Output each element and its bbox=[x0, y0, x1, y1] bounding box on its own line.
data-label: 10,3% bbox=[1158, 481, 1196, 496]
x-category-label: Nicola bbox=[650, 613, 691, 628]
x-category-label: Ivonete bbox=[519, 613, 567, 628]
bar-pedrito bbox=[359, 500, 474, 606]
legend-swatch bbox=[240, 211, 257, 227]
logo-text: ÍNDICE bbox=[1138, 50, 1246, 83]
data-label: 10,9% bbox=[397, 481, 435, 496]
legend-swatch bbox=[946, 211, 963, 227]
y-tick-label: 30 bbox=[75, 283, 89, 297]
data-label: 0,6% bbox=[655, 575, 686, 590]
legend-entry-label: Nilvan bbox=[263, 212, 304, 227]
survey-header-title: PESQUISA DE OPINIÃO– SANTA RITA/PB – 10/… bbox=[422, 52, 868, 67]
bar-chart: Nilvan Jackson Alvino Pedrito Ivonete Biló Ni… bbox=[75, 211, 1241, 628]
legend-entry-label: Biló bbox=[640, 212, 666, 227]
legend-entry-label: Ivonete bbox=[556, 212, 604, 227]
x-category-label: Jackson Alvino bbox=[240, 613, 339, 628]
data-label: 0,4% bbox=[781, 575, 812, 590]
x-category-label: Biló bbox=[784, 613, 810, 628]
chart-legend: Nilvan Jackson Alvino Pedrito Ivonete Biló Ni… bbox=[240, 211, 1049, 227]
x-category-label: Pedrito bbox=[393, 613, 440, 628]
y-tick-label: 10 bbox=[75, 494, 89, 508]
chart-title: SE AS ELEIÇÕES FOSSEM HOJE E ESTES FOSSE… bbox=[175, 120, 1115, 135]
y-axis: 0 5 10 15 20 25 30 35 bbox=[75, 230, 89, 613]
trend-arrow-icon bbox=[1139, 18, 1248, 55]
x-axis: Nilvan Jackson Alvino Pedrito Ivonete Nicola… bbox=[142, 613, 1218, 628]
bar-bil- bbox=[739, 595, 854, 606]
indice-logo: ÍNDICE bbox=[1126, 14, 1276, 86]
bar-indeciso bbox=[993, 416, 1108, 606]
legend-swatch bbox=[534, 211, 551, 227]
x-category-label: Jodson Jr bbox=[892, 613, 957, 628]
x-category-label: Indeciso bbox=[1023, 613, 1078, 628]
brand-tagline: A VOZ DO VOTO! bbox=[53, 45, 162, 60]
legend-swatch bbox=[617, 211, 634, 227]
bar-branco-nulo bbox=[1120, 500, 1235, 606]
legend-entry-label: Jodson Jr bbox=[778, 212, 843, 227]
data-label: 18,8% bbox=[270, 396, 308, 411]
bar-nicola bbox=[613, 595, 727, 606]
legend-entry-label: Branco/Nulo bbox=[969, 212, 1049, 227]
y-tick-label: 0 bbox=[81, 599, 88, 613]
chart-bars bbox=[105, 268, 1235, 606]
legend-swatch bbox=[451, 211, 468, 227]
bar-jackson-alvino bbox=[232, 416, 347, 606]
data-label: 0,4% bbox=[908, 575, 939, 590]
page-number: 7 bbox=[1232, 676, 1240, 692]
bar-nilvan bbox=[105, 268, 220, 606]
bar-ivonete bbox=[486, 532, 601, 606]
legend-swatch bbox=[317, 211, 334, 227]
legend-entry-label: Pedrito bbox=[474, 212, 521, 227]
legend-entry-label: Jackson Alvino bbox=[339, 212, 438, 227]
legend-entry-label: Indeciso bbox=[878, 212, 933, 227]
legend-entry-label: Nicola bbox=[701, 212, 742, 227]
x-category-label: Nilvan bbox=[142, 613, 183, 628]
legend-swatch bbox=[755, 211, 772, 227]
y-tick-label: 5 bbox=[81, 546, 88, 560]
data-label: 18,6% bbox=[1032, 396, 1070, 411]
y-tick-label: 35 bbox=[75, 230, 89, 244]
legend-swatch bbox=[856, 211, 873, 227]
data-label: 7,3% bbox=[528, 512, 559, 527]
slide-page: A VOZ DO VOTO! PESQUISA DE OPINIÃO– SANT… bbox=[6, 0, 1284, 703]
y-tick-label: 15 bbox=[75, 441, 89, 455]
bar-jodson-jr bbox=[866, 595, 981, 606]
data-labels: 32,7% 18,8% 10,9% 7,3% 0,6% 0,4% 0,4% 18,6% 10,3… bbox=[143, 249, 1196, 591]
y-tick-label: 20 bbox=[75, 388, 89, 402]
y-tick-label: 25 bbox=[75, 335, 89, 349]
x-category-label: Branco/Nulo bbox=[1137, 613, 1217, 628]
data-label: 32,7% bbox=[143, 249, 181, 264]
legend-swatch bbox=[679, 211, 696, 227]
__________
▶ [Aim of the task]:
Turn each line of the data above into a Markdown table with two columns, Row and Entry. Number the rows in order and skip any blank lines.

▶ [Result]:
| Row | Entry |
|---|---|
| 1 | Output each element and its bbox=[x0, y0, x1, y1] bounding box on its own line. |
| 2 | data-label: 10,3% bbox=[1158, 481, 1196, 496] |
| 3 | x-category-label: Nicola bbox=[650, 613, 691, 628] |
| 4 | x-category-label: Ivonete bbox=[519, 613, 567, 628] |
| 5 | bar-pedrito bbox=[359, 500, 474, 606] |
| 6 | legend-swatch bbox=[240, 211, 257, 227] |
| 7 | logo-text: ÍNDICE bbox=[1138, 50, 1246, 83] |
| 8 | data-label: 10,9% bbox=[397, 481, 435, 496] |
| 9 | legend-swatch bbox=[946, 211, 963, 227] |
| 10 | y-tick-label: 30 bbox=[75, 283, 89, 297] |
| 11 | data-label: 0,6% bbox=[655, 575, 686, 590] |
| 12 | legend-entry-label: Nilvan bbox=[263, 212, 304, 227] |
| 13 | survey-header-title: PESQUISA DE OPINIÃO– SANTA RITA/PB – 10/… bbox=[422, 52, 868, 67] |
| 14 | bar-chart: Nilvan Jackson Alvino Pedrito Ivonete Biló Ni… bbox=[75, 211, 1241, 628] |
| 15 | legend-entry-label: Biló bbox=[640, 212, 666, 227] |
| 16 | legend-entry-label: Ivonete bbox=[556, 212, 604, 227] |
| 17 | x-category-label: Jackson Alvino bbox=[240, 613, 339, 628] |
| 18 | data-label: 0,4% bbox=[781, 575, 812, 590] |
| 19 | x-category-label: Biló bbox=[784, 613, 810, 628] |
| 20 | chart-legend: Nilvan Jackson Alvino Pedrito Ivonete Biló Ni… bbox=[240, 211, 1049, 227] |
| 21 | x-category-label: Pedrito bbox=[393, 613, 440, 628] |
| 22 | y-tick-label: 10 bbox=[75, 494, 89, 508] |
| 23 | chart-title: SE AS ELEIÇÕES FOSSEM HOJE E ESTES FOSSE… bbox=[175, 120, 1115, 135] |
| 24 | y-axis: 0 5 10 15 20 25 30 35 bbox=[75, 230, 89, 613] |
| 25 | trend-arrow-icon bbox=[1139, 18, 1248, 55] |
| 26 | x-axis: Nilvan Jackson Alvino Pedrito Ivonete Nicola… bbox=[142, 613, 1218, 628] |
| 27 | bar-bil- bbox=[739, 595, 854, 606] |
| 28 | indice-logo: ÍNDICE bbox=[1126, 14, 1276, 86] |
| 29 | bar-indeciso bbox=[993, 416, 1108, 606] |
| 30 | legend-swatch bbox=[534, 211, 551, 227] |
| 31 | x-category-label: Jodson Jr bbox=[892, 613, 957, 628] |
| 32 | x-category-label: Indeciso bbox=[1023, 613, 1078, 628] |
| 33 | brand-tagline: A VOZ DO VOTO! bbox=[53, 45, 162, 60] |
| 34 | legend-swatch bbox=[617, 211, 634, 227] |
| 35 | bar-branco-nulo bbox=[1120, 500, 1235, 606] |
| 36 | legend-entry-label: Jodson Jr bbox=[778, 212, 843, 227] |
| 37 | data-label: 18,8% bbox=[270, 396, 308, 411] |
| 38 | bar-nicola bbox=[613, 595, 727, 606] |
| 39 | legend-entry-label: Branco/Nulo bbox=[969, 212, 1049, 227] |
| 40 | y-tick-label: 0 bbox=[81, 599, 88, 613] |
| 41 | chart-bars bbox=[105, 268, 1235, 606] |
| 42 | legend-swatch bbox=[451, 211, 468, 227] |
| 43 | bar-jackson-alvino bbox=[232, 416, 347, 606] |
| 44 | data-label: 0,4% bbox=[908, 575, 939, 590] |
| 45 | page-number: 7 bbox=[1232, 676, 1240, 692] |
| 46 | bar-nilvan bbox=[105, 268, 220, 606] |
| 47 | bar-ivonete bbox=[486, 532, 601, 606] |
| 48 | legend-swatch bbox=[317, 211, 334, 227] |
| 49 | legend-entry-label: Pedrito bbox=[474, 212, 521, 227] |
| 50 | legend-entry-label: Jackson Alvino bbox=[339, 212, 438, 227] |
| 51 | legend-entry-label: Indeciso bbox=[878, 212, 933, 227] |
| 52 | legend-entry-label: Nicola bbox=[701, 212, 742, 227] |
| 53 | x-category-label: Nilvan bbox=[142, 613, 183, 628] |
| 54 | legend-swatch bbox=[755, 211, 772, 227] |
| 55 | y-tick-label: 5 bbox=[81, 546, 88, 560] |
| 56 | data-label: 18,6% bbox=[1032, 396, 1070, 411] |
| 57 | y-tick-label: 35 bbox=[75, 230, 89, 244] |
| 58 | legend-swatch bbox=[856, 211, 873, 227] |
| 59 | data-label: 7,3% bbox=[528, 512, 559, 527] |
| 60 | slide-page: A VOZ DO VOTO! PESQUISA DE OPINIÃO– SANT… bbox=[6, 0, 1284, 703] |
| 61 | y-tick-label: 15 bbox=[75, 441, 89, 455] |
| 62 | bar-jodson-jr bbox=[866, 595, 981, 606] |
| 63 | data-labels: 32,7% 18,8% 10,9% 7,3% 0,6% 0,4% 0,4% 18,6% 10,3… bbox=[143, 249, 1196, 591] |
| 64 | y-tick-label: 20 bbox=[75, 388, 89, 402] |
| 65 | y-tick-label: 25 bbox=[75, 335, 89, 349] |
| 66 | x-category-label: Branco/Nulo bbox=[1137, 613, 1217, 628] |
| 67 | data-label: 32,7% bbox=[143, 249, 181, 264] |
| 68 | legend-swatch bbox=[679, 211, 696, 227] |